• **Records provided**:
>> start

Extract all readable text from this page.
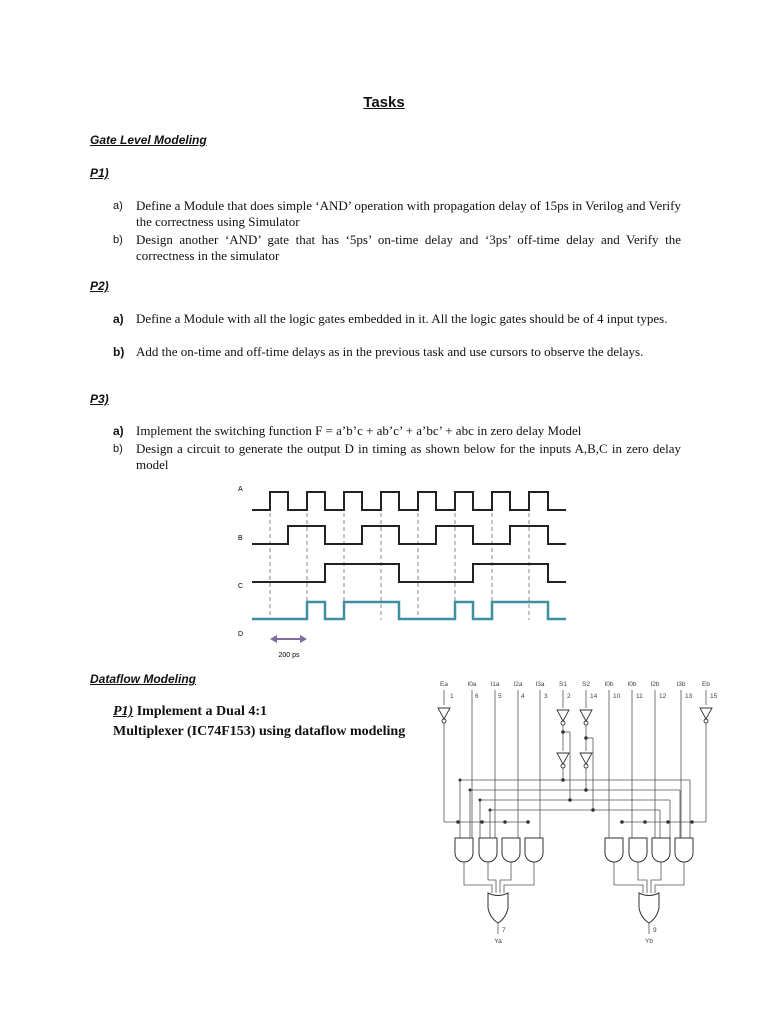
Tasks
Gate Level Modeling
P1)
a) Define a Module that does simple ‘AND’ operation with propagation delay of 15ps in Verilog and Verify the correctness using Simulator
b) Design another ‘AND’ gate that has ‘5ps’ on-time delay and ‘3ps’ off-time delay and Verify the correctness in the simulator
P2)
a) Define a Module with all the logic gates embedded in it. All the logic gates should be of 4 input types.
b) Add the on-time and off-time delays as in the previous task and use cursors to observe the delays.
P3)
a) Implement the switching function F = a’b’c + ab’c’ + a’bc’ + abc in zero delay Model
b) Design a circuit to generate the output D in timing as shown below for the inputs A,B,C in zero delay model
A
B
C
D
200 ps
Dataflow Modeling
P1) Implement a Dual 4:1
Multiplexer (IC74F153) using dataflow modeling
Ea	I0a I1a I2a I3a S1 S2 I0b I0b I2b	I3b	Eb
1	6	5	4	3	2	14 10 11	12	13	15
7
Ya
9
Yb
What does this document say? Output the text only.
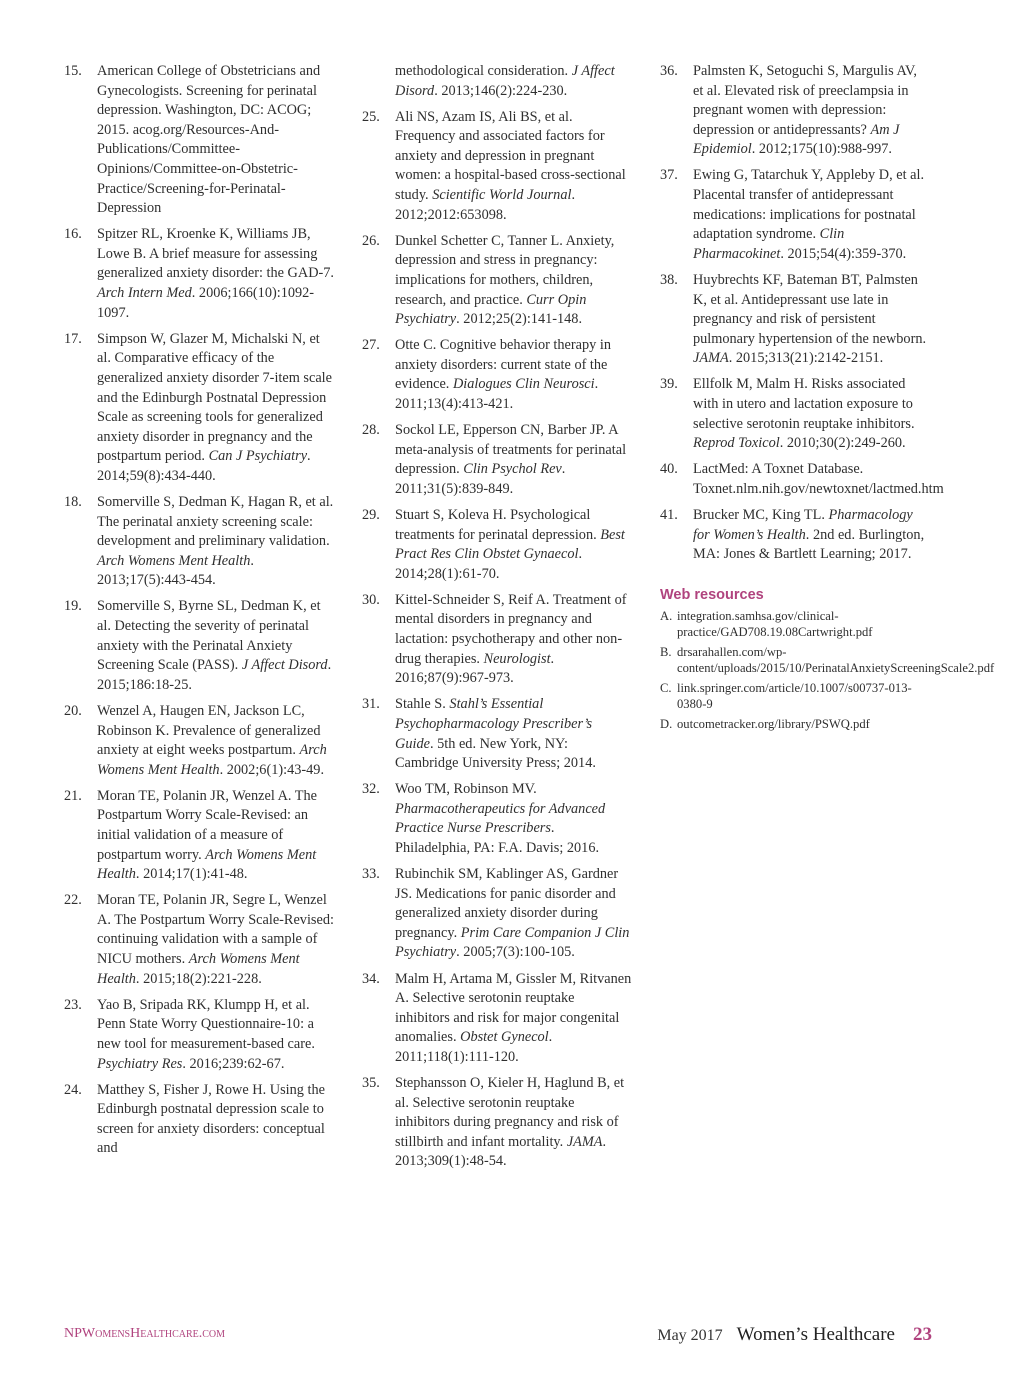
15. American College of Obstetricians and Gynecologists. Screening for perinatal depression. Washington, DC: ACOG; 2015. acog.org/Resources-And-Publications/Committee-Opinions/Committee-on-Obstetric-Practice/Screening-for-Perinatal-Depression
16. Spitzer RL, Kroenke K, Williams JB, Lowe B. A brief measure for assessing generalized anxiety disorder: the GAD-7. Arch Intern Med. 2006;166(10):1092-1097.
17. Simpson W, Glazer M, Michalski N, et al. Comparative efficacy of the generalized anxiety disorder 7-item scale and the Edinburgh Postnatal Depression Scale as screening tools for generalized anxiety disorder in pregnancy and the postpartum period. Can J Psychiatry. 2014;59(8):434-440.
18. Somerville S, Dedman K, Hagan R, et al. The perinatal anxiety screening scale: development and preliminary validation. Arch Womens Ment Health. 2013;17(5):443-454.
19. Somerville S, Byrne SL, Dedman K, et al. Detecting the severity of perinatal anxiety with the Perinatal Anxiety Screening Scale (PASS). J Affect Disord. 2015;186:18-25.
20. Wenzel A, Haugen EN, Jackson LC, Robinson K. Prevalence of generalized anxiety at eight weeks postpartum. Arch Womens Ment Health. 2002;6(1):43-49.
21. Moran TE, Polanin JR, Wenzel A. The Postpartum Worry Scale-Revised: an initial validation of a measure of postpartum worry. Arch Womens Ment Health. 2014;17(1):41-48.
22. Moran TE, Polanin JR, Segre L, Wenzel A. The Postpartum Worry Scale-Revised: continuing validation with a sample of NICU mothers. Arch Womens Ment Health. 2015;18(2):221-228.
23. Yao B, Sripada RK, Klumpp H, et al. Penn State Worry Questionnaire-10: a new tool for measurement-based care. Psychiatry Res. 2016;239:62-67.
24. Matthey S, Fisher J, Rowe H. Using the Edinburgh postnatal depression scale to screen for anxiety disorders: conceptual and
methodological consideration. J Affect Disord. 2013;146(2):224-230.
25. Ali NS, Azam IS, Ali BS, et al. Frequency and associated factors for anxiety and depression in pregnant women: a hospital-based cross-sectional study. Scientific World Journal. 2012;2012:653098.
26. Dunkel Schetter C, Tanner L. Anxiety, depression and stress in pregnancy: implications for mothers, children, research, and practice. Curr Opin Psychiatry. 2012;25(2):141-148.
27. Otte C. Cognitive behavior therapy in anxiety disorders: current state of the evidence. Dialogues Clin Neurosci. 2011;13(4):413-421.
28. Sockol LE, Epperson CN, Barber JP. A meta-analysis of treatments for perinatal depression. Clin Psychol Rev. 2011;31(5):839-849.
29. Stuart S, Koleva H. Psychological treatments for perinatal depression. Best Pract Res Clin Obstet Gynaecol. 2014;28(1):61-70.
30. Kittel-Schneider S, Reif A. Treatment of mental disorders in pregnancy and lactation: psychotherapy and other non-drug therapies. Neurologist. 2016;87(9):967-973.
31. Stahle S. Stahl’s Essential Psychopharmacology Prescriber’s Guide. 5th ed. New York, NY: Cambridge University Press; 2014.
32. Woo TM, Robinson MV. Pharmacotherapeutics for Advanced Practice Nurse Prescribers. Philadelphia, PA: F.A. Davis; 2016.
33. Rubinchik SM, Kablinger AS, Gardner JS. Medications for panic disorder and generalized anxiety disorder during pregnancy. Prim Care Companion J Clin Psychiatry. 2005;7(3):100-105.
34. Malm H, Artama M, Gissler M, Ritvanen A. Selective serotonin reuptake inhibitors and risk for major congenital anomalies. Obstet Gynecol. 2011;118(1):111-120.
35. Stephansson O, Kieler H, Haglund B, et al. Selective serotonin reuptake inhibitors during pregnancy and risk of stillbirth and infant mortality. JAMA. 2013;309(1):48-54.
36. Palmsten K, Setoguchi S, Margulis AV, et al. Elevated risk of preeclampsia in pregnant women with depression: depression or antidepressants? Am J Epidemiol. 2012;175(10):988-997.
37. Ewing G, Tatarchuk Y, Appleby D, et al. Placental transfer of antidepressant medications: implications for postnatal adaptation syndrome. Clin Pharmacokinet. 2015;54(4):359-370.
38. Huybrechts KF, Bateman BT, Palmsten K, et al. Antidepressant use late in pregnancy and risk of persistent pulmonary hypertension of the newborn. JAMA. 2015;313(21):2142-2151.
39. Ellfolk M, Malm H. Risks associated with in utero and lactation exposure to selective serotonin reuptake inhibitors. Reprod Toxicol. 2010;30(2):249-260.
40. LactMed: A Toxnet Database. Toxnet.nlm.nih.gov/newtoxnet/lactmed.htm
41. Brucker MC, King TL. Pharmacology for Women’s Health. 2nd ed. Burlington, MA: Jones & Bartlett Learning; 2017.
Web resources
A. integration.samhsa.gov/clinical-practice/GAD708.19.08Cartwright.pdf
B. drsarahallen.com/wp-content/uploads/2015/10/PerinatalAnxietyScreeningScale2.pdf
C. link.springer.com/article/10.1007/s00737-013-0380-9
D. outcometracker.org/library/PSWQ.pdf
NPWomensHealthcare.com	May 2017 Women’s Healthcare 23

>> end

• **Description of the task**: Print the full listing exactly, dropping the pictures.

• **Full response**:
Extract all readable text from this page.
Tasks
Gate Level Modeling
P1)
a) Define a Module that does simple ‘AND’ operation with propagation delay of 15ps in Verilog and Verify the correctness using Simulator
b) Design another ‘AND’ gate that has ‘5ps’ on-time delay and ‘3ps’ off-time delay and Verify the correctness in the simulator
P2)
a) Define a Module with all the logic gates embedded in it. All the logic gates should be of 4 input types.
b) Add the on-time and off-time delays as in the previous task and use cursors to observe the delays.
P3)
a) Implement the switching function F = a’b’c + ab’c’ + a’bc’ + abc in zero delay Model
b) Design a circuit to generate the output D in timing as shown below for the inputs A,B,C in zero delay model
A
B
C
D
200 ps
Dataflow Modeling
P1) Implement a Dual 4:1
Multiplexer (IC74F153) using dataflow modeling
Ea	I0a I1a I2a I3a S1 S2 I0b I0b I2b	I3b	Eb
1	6	5	4	3	2	14 10 11	12	13	15
7
Ya
9
Yb
What does this document say? Output the text only.
15. American College of Obstetricians and Gynecologists. Screening for perinatal depression. Washington, DC: ACOG; 2015. acog.org/Resources-And-Publications/Committee-Opinions/Committee-on-Obstetric-Practice/Screening-for-Perinatal-Depression
16. Spitzer RL, Kroenke K, Williams JB, Lowe B. A brief measure for assessing generalized anxiety disorder: the GAD-7. Arch Intern Med. 2006;166(10):1092-1097.
17. Simpson W, Glazer M, Michalski N, et al. Comparative efficacy of the generalized anxiety disorder 7-item scale and the Edinburgh Postnatal Depression Scale as screening tools for generalized anxiety disorder in pregnancy and the postpartum period. Can J Psychiatry. 2014;59(8):434-440.
18. Somerville S, Dedman K, Hagan R, et al. The perinatal anxiety screening scale: development and preliminary validation. Arch Womens Ment Health. 2013;17(5):443-454.
19. Somerville S, Byrne SL, Dedman K, et al. Detecting the severity of perinatal anxiety with the Perinatal Anxiety Screening Scale (PASS). J Affect Disord. 2015;186:18-25.
20. Wenzel A, Haugen EN, Jackson LC, Robinson K. Prevalence of generalized anxiety at eight weeks postpartum. Arch Womens Ment Health. 2002;6(1):43-49.
21. Moran TE, Polanin JR, Wenzel A. The Postpartum Worry Scale-Revised: an initial validation of a measure of postpartum worry. Arch Womens Ment Health. 2014;17(1):41-48.
22. Moran TE, Polanin JR, Segre L, Wenzel A. The Postpartum Worry Scale-Revised: continuing validation with a sample of NICU mothers. Arch Womens Ment Health. 2015;18(2):221-228.
23. Yao B, Sripada RK, Klumpp H, et al. Penn State Worry Questionnaire-10: a new tool for measurement-based care. Psychiatry Res. 2016;239:62-67.
24. Matthey S, Fisher J, Rowe H. Using the Edinburgh postnatal depression scale to screen for anxiety disorders: conceptual and
methodological consideration. J Affect Disord. 2013;146(2):224-230.
25. Ali NS, Azam IS, Ali BS, et al. Frequency and associated factors for anxiety and depression in pregnant women: a hospital-based cross-sectional study. Scientific World Journal. 2012;2012:653098.
26. Dunkel Schetter C, Tanner L. Anxiety, depression and stress in pregnancy: implications for mothers, children, research, and practice. Curr Opin Psychiatry. 2012;25(2):141-148.
27. Otte C. Cognitive behavior therapy in anxiety disorders: current state of the evidence. Dialogues Clin Neurosci. 2011;13(4):413-421.
28. Sockol LE, Epperson CN, Barber JP. A meta-analysis of treatments for perinatal depression. Clin Psychol Rev. 2011;31(5):839-849.
29. Stuart S, Koleva H. Psychological treatments for perinatal depression. Best Pract Res Clin Obstet Gynaecol. 2014;28(1):61-70.
30. Kittel-Schneider S, Reif A. Treatment of mental disorders in pregnancy and lactation: psychotherapy and other non-drug therapies. Neurologist. 2016;87(9):967-973.
31. Stahle S. Stahl’s Essential Psychopharmacology Prescriber’s Guide. 5th ed. New York, NY: Cambridge University Press; 2014.
32. Woo TM, Robinson MV. Pharmacotherapeutics for Advanced Practice Nurse Prescribers. Philadelphia, PA: F.A. Davis; 2016.
33. Rubinchik SM, Kablinger AS, Gardner JS. Medications for panic disorder and generalized anxiety disorder during pregnancy. Prim Care Companion J Clin Psychiatry. 2005;7(3):100-105.
34. Malm H, Artama M, Gissler M, Ritvanen A. Selective serotonin reuptake inhibitors and risk for major congenital anomalies. Obstet Gynecol. 2011;118(1):111-120.
35. Stephansson O, Kieler H, Haglund B, et al. Selective serotonin reuptake inhibitors during pregnancy and risk of stillbirth and infant mortality. JAMA. 2013;309(1):48-54.
36. Palmsten K, Setoguchi S, Margulis AV, et al. Elevated risk of preeclampsia in pregnant women with depression: depression or antidepressants? Am J Epidemiol. 2012;175(10):988-997.
37. Ewing G, Tatarchuk Y, Appleby D, et al. Placental transfer of antidepressant medications: implications for postnatal adaptation syndrome. Clin Pharmacokinet. 2015;54(4):359-370.
38. Huybrechts KF, Bateman BT, Palmsten K, et al. Antidepressant use late in pregnancy and risk of persistent pulmonary hypertension of the newborn. JAMA. 2015;313(21):2142-2151.
39. Ellfolk M, Malm H. Risks associated with in utero and lactation exposure to selective serotonin reuptake inhibitors. Reprod Toxicol. 2010;30(2):249-260.
40. LactMed: A Toxnet Database. Toxnet.nlm.nih.gov/newtoxnet/lactmed.htm
41. Brucker MC, King TL. Pharmacology for Women’s Health. 2nd ed. Burlington, MA: Jones & Bartlett Learning; 2017.
Web resources
A. integration.samhsa.gov/clinical-practice/GAD708.19.08Cartwright.pdf
B. drsarahallen.com/wp-content/uploads/2015/10/PerinatalAnxietyScreeningScale2.pdf
C. link.springer.com/article/10.1007/s00737-013-0380-9
D. outcometracker.org/library/PSWQ.pdf
NPWomensHealthcare.com	May 2017 Women’s Healthcare 23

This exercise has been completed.